(SHORT PROBLEM): Give the count of lines in the data that include "bias", with no other words.

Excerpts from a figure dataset
____

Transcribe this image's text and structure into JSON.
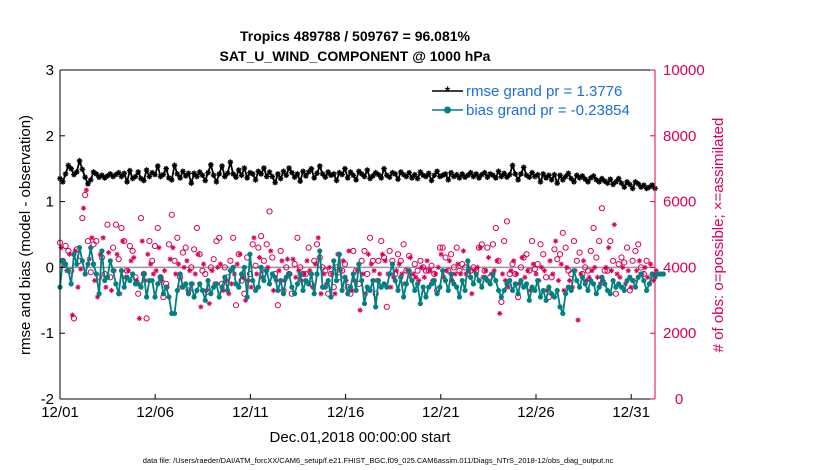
{
  "chart_data": {
    "type": "line",
    "title": "Tropics 489788 / 509767 = 96.081%",
    "subtitle": "SAT_U_WIND_COMPONENT @ 1000 hPa",
    "xlabel": "Dec.01,2018 00:00:00 start",
    "ylabel": "rmse and bias (model - observation)",
    "y2label": "# of obs: o=possible; ×=assimilated",
    "footer": "data file: /Users/raeder/DAI/ATM_forcXX/CAM6_setup/f.e21.FHIST_BGC.f09_025.CAM6assim.011/Diags_NTrS_2018-12/obs_diag_output.nc",
    "x_tick_labels": [
      "12/01",
      "12/06",
      "12/11",
      "12/16",
      "12/21",
      "12/26",
      "12/31"
    ],
    "x_tick_days": [
      0,
      5,
      10,
      15,
      20,
      25,
      30
    ],
    "xlim": [
      0,
      31.25
    ],
    "ylim": [
      -2,
      3
    ],
    "y_ticks": [
      -2,
      -1,
      0,
      1,
      2,
      3
    ],
    "y2lim": [
      0,
      10000
    ],
    "y2_ticks": [
      0,
      2000,
      4000,
      6000,
      8000,
      10000
    ],
    "legend_position": "top-right",
    "colors": {
      "rmse": "#000000",
      "bias": "#008080",
      "obs": "#d8005a",
      "zero_line": "#999999",
      "legend_text": "#1a6fe0"
    },
    "series": [
      {
        "name": "rmse grand pr = 1.3776",
        "axis": "left",
        "marker": "star",
        "values": [
          1.35,
          1.3,
          1.42,
          1.55,
          1.5,
          1.41,
          1.45,
          1.62,
          1.49,
          1.37,
          1.27,
          1.33,
          1.45,
          1.42,
          1.37,
          1.4,
          1.36,
          1.39,
          1.42,
          1.38,
          1.41,
          1.44,
          1.38,
          1.43,
          1.3,
          1.47,
          1.35,
          1.38,
          1.45,
          1.35,
          1.32,
          1.48,
          1.38,
          1.44,
          1.41,
          1.54,
          1.38,
          1.41,
          1.5,
          1.36,
          1.33,
          1.55,
          1.42,
          1.36,
          1.46,
          1.39,
          1.43,
          1.28,
          1.43,
          1.38,
          1.45,
          1.4,
          1.32,
          1.44,
          1.56,
          1.4,
          1.3,
          1.42,
          1.54,
          1.38,
          1.43,
          1.6,
          1.42,
          1.37,
          1.48,
          1.4,
          1.51,
          1.36,
          1.44,
          1.42,
          1.33,
          1.46,
          1.42,
          1.51,
          1.38,
          1.45,
          1.38,
          1.29,
          1.42,
          1.35,
          1.46,
          1.4,
          1.51,
          1.44,
          1.37,
          1.42,
          1.31,
          1.46,
          1.39,
          1.45,
          1.5,
          1.36,
          1.43,
          1.54,
          1.42,
          1.37,
          1.45,
          1.4,
          1.42,
          1.32,
          1.44,
          1.41,
          1.5,
          1.36,
          1.45,
          1.4,
          1.33,
          1.46,
          1.42,
          1.38,
          1.48,
          1.35,
          1.39,
          1.44,
          1.41,
          1.36,
          1.5,
          1.4,
          1.37,
          1.44,
          1.42,
          1.34,
          1.45,
          1.41,
          1.38,
          1.44,
          1.36,
          1.41,
          1.35,
          1.45,
          1.4,
          1.38,
          1.43,
          1.32,
          1.4,
          1.46,
          1.38,
          1.4,
          1.42,
          1.33,
          1.44,
          1.38,
          1.41,
          1.36,
          1.42,
          1.37,
          1.4,
          1.44,
          1.38,
          1.42,
          1.36,
          1.41,
          1.44,
          1.37,
          1.42,
          1.4,
          1.36,
          1.46,
          1.38,
          1.43,
          1.37,
          1.41,
          1.55,
          1.42,
          1.33,
          1.42,
          1.52,
          1.4,
          1.37,
          1.44,
          1.38,
          1.41,
          1.3,
          1.42,
          1.36,
          1.4,
          1.33,
          1.41,
          1.28,
          1.4,
          1.33,
          1.38,
          1.43,
          1.35,
          1.3,
          1.4,
          1.36,
          1.39,
          1.34,
          1.3,
          1.36,
          1.39,
          1.33,
          1.3,
          1.35,
          1.31,
          1.28,
          1.34,
          1.26,
          1.3,
          1.35,
          1.28,
          1.22,
          1.3,
          1.26,
          1.2,
          1.3,
          1.27,
          1.22,
          1.25,
          1.2,
          1.22,
          1.25,
          1.2
        ]
      },
      {
        "name": "bias grand pr = -0.23854",
        "axis": "left",
        "marker": "dot",
        "values": [
          -0.3,
          0.1,
          0.05,
          -0.05,
          -0.25,
          0.2,
          0.05,
          0.3,
          0.1,
          -0.1,
          0.05,
          0.3,
          0.05,
          -0.1,
          -0.4,
          0.25,
          -0.2,
          -0.15,
          0.1,
          -0.05,
          -0.25,
          -0.4,
          -0.05,
          -0.3,
          -0.15,
          -0.2,
          -0.1,
          -0.25,
          -0.25,
          -0.3,
          -0.1,
          -0.45,
          -0.2,
          -0.2,
          -0.45,
          -0.25,
          -0.15,
          -0.4,
          -0.3,
          -0.45,
          -0.7,
          -0.7,
          -0.35,
          -0.1,
          -0.3,
          -0.25,
          -0.4,
          -0.25,
          -0.45,
          -0.35,
          -0.25,
          -0.35,
          -0.5,
          -0.2,
          -0.4,
          -0.3,
          -0.25,
          -0.45,
          -0.3,
          -0.15,
          -0.35,
          -0.05,
          0.0,
          -0.25,
          -0.3,
          -0.1,
          0.0,
          -0.45,
          0.2,
          -0.2,
          -0.35,
          -0.3,
          0.0,
          -0.2,
          -0.05,
          -0.25,
          -0.1,
          -0.15,
          -0.35,
          -0.2,
          -0.4,
          -0.15,
          -0.1,
          -0.3,
          -0.4,
          -0.25,
          -0.1,
          -0.35,
          -0.2,
          -0.25,
          -0.1,
          -0.4,
          -0.1,
          0.25,
          -0.3,
          -0.3,
          -0.2,
          -0.45,
          0.1,
          -0.2,
          0.2,
          -0.35,
          -0.15,
          -0.4,
          -0.3,
          -0.1,
          -0.35,
          0.05,
          -0.2,
          -0.55,
          -0.3,
          -0.35,
          -0.2,
          -0.6,
          -0.2,
          -0.3,
          -0.25,
          -0.3,
          -0.1,
          0.05,
          -0.2,
          -0.35,
          -0.15,
          -0.45,
          -0.25,
          -0.05,
          -0.2,
          -0.35,
          -0.25,
          -0.55,
          -0.3,
          -0.45,
          -0.3,
          -0.25,
          -0.2,
          -0.4,
          -0.3,
          -0.05,
          -0.2,
          -0.35,
          -0.1,
          -0.25,
          -0.3,
          -0.45,
          -0.2,
          -0.35,
          0.1,
          -0.15,
          -0.25,
          -0.1,
          -0.2,
          -0.3,
          -0.15,
          -0.2,
          -0.25,
          -0.1,
          -0.2,
          -0.35,
          -0.45,
          -0.35,
          -0.25,
          -0.2,
          -0.35,
          -0.25,
          -0.4,
          -0.2,
          -0.3,
          -0.25,
          -0.5,
          -0.3,
          -0.35,
          -0.2,
          -0.45,
          -0.35,
          -0.5,
          -0.3,
          -0.4,
          -0.45,
          -0.35,
          -0.6,
          -0.7,
          -0.4,
          -0.3,
          -0.35,
          -0.05,
          -0.2,
          -0.3,
          -0.15,
          -0.25,
          -0.35,
          -0.2,
          -0.25,
          -0.4,
          -0.3,
          -0.15,
          -0.25,
          -0.35,
          -0.4,
          -0.2,
          -0.3,
          -0.25,
          -0.3,
          -0.35,
          -0.2,
          -0.15,
          -0.2,
          -0.3,
          -0.15,
          -0.1,
          -0.2,
          -0.35,
          -0.25,
          -0.1,
          -0.15,
          -0.1,
          -0.1,
          -0.1
        ]
      },
      {
        "name": "possible",
        "axis": "right",
        "marker": "circle",
        "values": [
          4750,
          4200,
          4650,
          4500,
          3900,
          2450,
          4550,
          4200,
          5500,
          6200,
          4800,
          3850,
          4700,
          4800,
          3700,
          4300,
          3800,
          5300,
          3700,
          4600,
          5300,
          4250,
          5200,
          4800,
          3900,
          4650,
          4500,
          3700,
          3200,
          5500,
          3800,
          2450,
          4800,
          4200,
          4650,
          5200,
          3700,
          3100,
          3500,
          4700,
          5600,
          4200,
          4900,
          3700,
          4450,
          4600,
          3300,
          4000,
          4550,
          5200,
          4400,
          3900,
          3800,
          3250,
          4000,
          4250,
          4800,
          4900,
          3500,
          4000,
          3700,
          4200,
          4900,
          2850,
          4400,
          3600,
          3200,
          4300,
          3800,
          4700,
          4050,
          4600,
          4950,
          4200,
          4700,
          5700,
          4300,
          3800,
          2850,
          4500,
          3300,
          4000,
          3800,
          3200,
          4100,
          4900,
          4000,
          3800,
          3800,
          4600,
          3500,
          4200,
          4700,
          4300,
          4000,
          3900,
          3200,
          3800,
          3400,
          4000,
          3700,
          3900,
          4100,
          3400,
          3200,
          4500,
          3900,
          3500,
          4200,
          4500,
          3800,
          4900,
          4200,
          3200,
          4200,
          4800,
          4300,
          2800,
          4500,
          4200,
          3800,
          4400,
          4200,
          4700,
          3900,
          4350,
          3700,
          4100,
          3900,
          4200,
          4000,
          3900,
          3900,
          4050,
          3800,
          3300,
          4600,
          4600,
          4300,
          3900,
          4400,
          4000,
          4600,
          3900,
          4100,
          4000,
          3800,
          3900,
          4000,
          3900,
          4600,
          4700,
          3900,
          4600,
          3700,
          4700,
          5200,
          4200,
          2950,
          4800,
          5400,
          3800,
          4100,
          3800,
          3100,
          4000,
          4300,
          4400,
          3900,
          4800,
          3950,
          4100,
          4700,
          4400,
          3700,
          3100,
          3700,
          4550,
          4250,
          4400,
          5050,
          4600,
          3900,
          3800,
          4800,
          4200,
          4450,
          3800,
          4000,
          3900,
          4500,
          5200,
          4300,
          4800,
          5800,
          3900,
          3900,
          4800,
          4200,
          3200,
          4100,
          4300,
          4150,
          4600,
          3300,
          4200,
          4500,
          4700,
          4000,
          3800,
          4200
        ]
      },
      {
        "name": "assimilated",
        "axis": "right",
        "marker": "asterisk",
        "values": [
          4600,
          4100,
          3900,
          4400,
          2550,
          4500,
          3400,
          3950,
          5800,
          6350,
          4250,
          4900,
          3600,
          3100,
          4400,
          4900,
          3400,
          4450,
          3300,
          3900,
          4400,
          3200,
          4800,
          3700,
          3900,
          4200,
          4300,
          3600,
          2450,
          4800,
          3600,
          4400,
          4100,
          3800,
          3900,
          4600,
          3600,
          3900,
          3400,
          4250,
          4600,
          3800,
          4100,
          3400,
          4000,
          4200,
          3900,
          3500,
          3800,
          4400,
          2800,
          4100,
          3300,
          2900,
          3900,
          3500,
          4000,
          4100,
          3300,
          3600,
          3200,
          3500,
          3800,
          4100,
          4400,
          3700,
          3000,
          3600,
          3400,
          4900,
          3800,
          4300,
          3700,
          3900,
          4000,
          4500,
          3300,
          3600,
          3900,
          4200,
          3600,
          4250,
          3800,
          4250,
          3700,
          3900,
          3600,
          3800,
          4200,
          3900,
          3400,
          4100,
          4900,
          3200,
          3800,
          3500,
          4000,
          3800,
          3200,
          4400,
          3900,
          4200,
          3600,
          4500,
          3300,
          3600,
          3900,
          2700,
          3800,
          3200,
          4400,
          4100,
          3900,
          3600,
          3800,
          4400,
          4200,
          3800,
          3400,
          3700,
          3900,
          4100,
          3800,
          3500,
          3900,
          4300,
          3800,
          3700,
          3600,
          4000,
          3700,
          4200,
          3900,
          3600,
          3800,
          4000,
          4400,
          3700,
          3900,
          4200,
          3600,
          3800,
          4100,
          3800,
          4500,
          3800,
          3900,
          3200,
          3900,
          4000,
          4600,
          3700,
          3900,
          4300,
          3800,
          3900,
          4200,
          2600,
          3800,
          3600,
          3400,
          3900,
          4200,
          3800,
          3500,
          4300,
          3700,
          3900,
          3300,
          4100,
          3800,
          3600,
          4000,
          3900,
          3300,
          4200,
          3800,
          4800,
          3600,
          4100,
          3300,
          4000,
          3600,
          3400,
          3900,
          2400,
          3800,
          4200,
          3600,
          3700,
          3900,
          4000,
          3700,
          3500,
          3600,
          4000,
          4600,
          3900,
          5300,
          3800,
          3700,
          4000,
          3500,
          3900,
          3400,
          3600,
          3900,
          4200,
          3800,
          4000,
          3700,
          4100,
          3600,
          3900
        ]
      }
    ]
  }
}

____

(CORRECT RESULT): 3